Set task — Return each line holding the string "pénzeszközök".

Input material —
begin

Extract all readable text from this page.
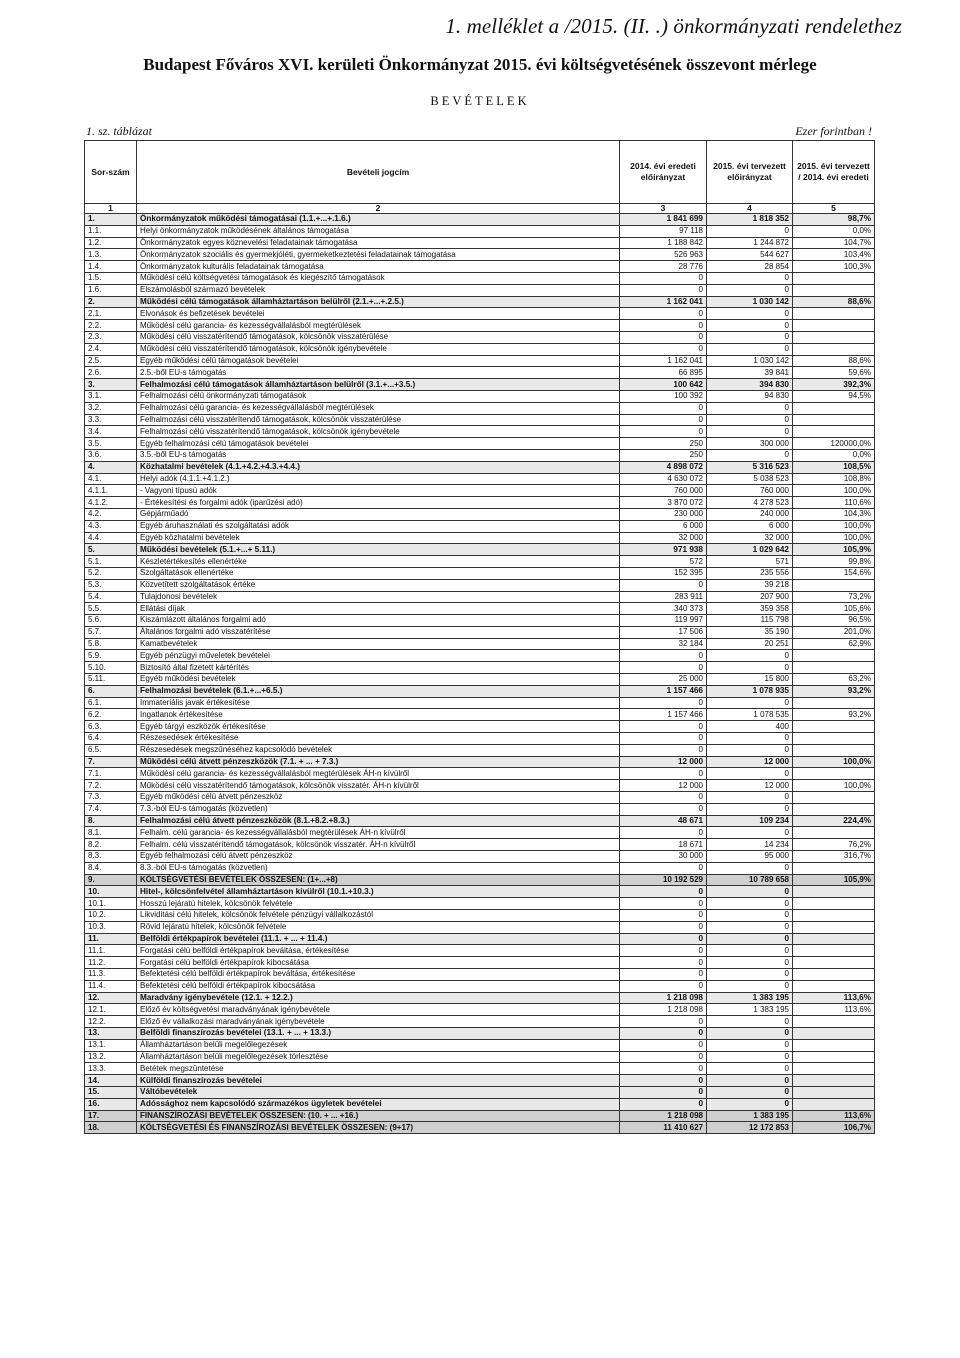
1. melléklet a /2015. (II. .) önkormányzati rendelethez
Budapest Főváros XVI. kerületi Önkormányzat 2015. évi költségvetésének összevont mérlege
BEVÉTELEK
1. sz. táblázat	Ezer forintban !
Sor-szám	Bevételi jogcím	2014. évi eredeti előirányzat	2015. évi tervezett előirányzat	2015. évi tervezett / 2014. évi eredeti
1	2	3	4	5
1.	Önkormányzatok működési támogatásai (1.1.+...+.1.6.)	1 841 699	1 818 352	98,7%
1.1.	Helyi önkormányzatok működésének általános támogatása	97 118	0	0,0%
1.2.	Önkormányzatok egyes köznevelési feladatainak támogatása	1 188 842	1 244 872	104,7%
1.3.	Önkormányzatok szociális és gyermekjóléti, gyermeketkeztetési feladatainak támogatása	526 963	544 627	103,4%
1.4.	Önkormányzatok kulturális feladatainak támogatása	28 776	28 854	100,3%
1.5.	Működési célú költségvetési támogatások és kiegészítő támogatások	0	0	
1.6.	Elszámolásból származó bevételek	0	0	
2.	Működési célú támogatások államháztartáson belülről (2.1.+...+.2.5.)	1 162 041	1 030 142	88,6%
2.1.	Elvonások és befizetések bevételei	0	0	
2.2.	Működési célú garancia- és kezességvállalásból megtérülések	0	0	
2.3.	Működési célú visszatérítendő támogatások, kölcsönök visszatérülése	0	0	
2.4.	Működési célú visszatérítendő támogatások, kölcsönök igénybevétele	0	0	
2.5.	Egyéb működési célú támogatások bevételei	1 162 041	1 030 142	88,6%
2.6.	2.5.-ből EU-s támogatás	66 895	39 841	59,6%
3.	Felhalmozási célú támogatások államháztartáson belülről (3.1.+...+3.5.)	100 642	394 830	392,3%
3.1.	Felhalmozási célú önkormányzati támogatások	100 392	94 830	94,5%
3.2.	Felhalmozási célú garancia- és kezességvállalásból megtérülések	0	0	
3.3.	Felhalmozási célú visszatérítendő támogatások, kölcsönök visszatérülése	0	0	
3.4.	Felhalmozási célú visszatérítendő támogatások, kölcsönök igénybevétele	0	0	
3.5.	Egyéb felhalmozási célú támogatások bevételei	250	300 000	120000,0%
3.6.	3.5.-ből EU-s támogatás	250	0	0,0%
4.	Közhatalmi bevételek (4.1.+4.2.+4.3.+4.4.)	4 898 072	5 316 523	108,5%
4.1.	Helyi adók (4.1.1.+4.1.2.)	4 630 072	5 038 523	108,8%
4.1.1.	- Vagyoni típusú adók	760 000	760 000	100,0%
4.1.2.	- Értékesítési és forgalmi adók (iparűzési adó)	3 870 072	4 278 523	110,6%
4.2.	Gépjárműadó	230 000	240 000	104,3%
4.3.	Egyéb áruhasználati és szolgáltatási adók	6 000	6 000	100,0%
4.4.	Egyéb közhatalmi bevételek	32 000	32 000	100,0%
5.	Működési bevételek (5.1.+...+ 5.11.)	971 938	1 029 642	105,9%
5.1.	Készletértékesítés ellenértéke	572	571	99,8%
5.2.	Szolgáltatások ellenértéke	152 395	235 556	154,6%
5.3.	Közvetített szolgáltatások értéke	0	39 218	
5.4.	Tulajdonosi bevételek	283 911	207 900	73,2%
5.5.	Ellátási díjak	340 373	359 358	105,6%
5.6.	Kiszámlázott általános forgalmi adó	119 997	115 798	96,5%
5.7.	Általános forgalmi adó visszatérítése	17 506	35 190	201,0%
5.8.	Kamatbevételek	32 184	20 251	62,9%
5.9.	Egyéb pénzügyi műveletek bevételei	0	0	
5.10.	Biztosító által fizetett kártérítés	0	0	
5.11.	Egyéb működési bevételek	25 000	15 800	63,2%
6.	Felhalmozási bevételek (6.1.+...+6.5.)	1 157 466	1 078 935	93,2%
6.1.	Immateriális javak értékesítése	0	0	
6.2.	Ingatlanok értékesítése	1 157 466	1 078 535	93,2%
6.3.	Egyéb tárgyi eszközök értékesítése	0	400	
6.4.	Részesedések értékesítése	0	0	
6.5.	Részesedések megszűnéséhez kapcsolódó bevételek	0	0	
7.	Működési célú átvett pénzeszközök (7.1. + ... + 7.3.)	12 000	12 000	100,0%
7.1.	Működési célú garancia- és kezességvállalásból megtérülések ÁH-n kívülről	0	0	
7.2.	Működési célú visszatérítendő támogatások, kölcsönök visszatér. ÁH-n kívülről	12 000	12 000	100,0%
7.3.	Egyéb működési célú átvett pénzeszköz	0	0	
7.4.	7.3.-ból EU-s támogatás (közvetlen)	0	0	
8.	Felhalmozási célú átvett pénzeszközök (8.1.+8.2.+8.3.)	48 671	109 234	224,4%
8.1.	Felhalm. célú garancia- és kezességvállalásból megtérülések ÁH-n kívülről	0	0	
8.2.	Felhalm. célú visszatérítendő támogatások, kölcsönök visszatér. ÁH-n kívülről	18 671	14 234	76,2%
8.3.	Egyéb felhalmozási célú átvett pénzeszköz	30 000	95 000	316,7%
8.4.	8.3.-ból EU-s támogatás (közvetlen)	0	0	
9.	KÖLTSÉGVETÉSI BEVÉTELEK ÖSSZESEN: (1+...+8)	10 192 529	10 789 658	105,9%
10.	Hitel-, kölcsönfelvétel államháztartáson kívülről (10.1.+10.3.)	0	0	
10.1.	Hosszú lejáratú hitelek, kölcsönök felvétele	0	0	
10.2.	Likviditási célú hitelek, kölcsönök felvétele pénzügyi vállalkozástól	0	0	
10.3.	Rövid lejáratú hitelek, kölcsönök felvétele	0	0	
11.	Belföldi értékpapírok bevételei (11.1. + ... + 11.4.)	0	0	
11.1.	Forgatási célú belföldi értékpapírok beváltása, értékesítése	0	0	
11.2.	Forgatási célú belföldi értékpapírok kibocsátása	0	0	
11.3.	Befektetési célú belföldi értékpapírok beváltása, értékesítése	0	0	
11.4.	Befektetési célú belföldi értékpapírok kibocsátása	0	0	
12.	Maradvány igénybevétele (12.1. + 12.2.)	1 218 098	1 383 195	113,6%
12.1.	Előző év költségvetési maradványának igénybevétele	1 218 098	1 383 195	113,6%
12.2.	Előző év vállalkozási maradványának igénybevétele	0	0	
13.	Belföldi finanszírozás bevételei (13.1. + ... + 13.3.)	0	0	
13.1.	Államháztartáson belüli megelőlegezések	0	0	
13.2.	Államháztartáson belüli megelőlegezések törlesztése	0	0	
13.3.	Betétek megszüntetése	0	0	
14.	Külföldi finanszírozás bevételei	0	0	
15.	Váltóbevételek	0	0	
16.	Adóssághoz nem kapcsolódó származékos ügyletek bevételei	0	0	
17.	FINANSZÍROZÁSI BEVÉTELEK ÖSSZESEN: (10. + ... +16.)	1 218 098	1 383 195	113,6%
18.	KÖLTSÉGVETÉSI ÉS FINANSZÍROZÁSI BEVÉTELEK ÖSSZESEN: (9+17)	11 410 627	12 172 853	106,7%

end

Solution for this task —
7.	Működési célú átvett pénzeszközök (7.1. + ... + 7.3.)	12 000	12 000	100,0%
8.	Felhalmozási célú átvett pénzeszközök (8.1.+8.2.+8.3.)	48 671	109 234	224,4%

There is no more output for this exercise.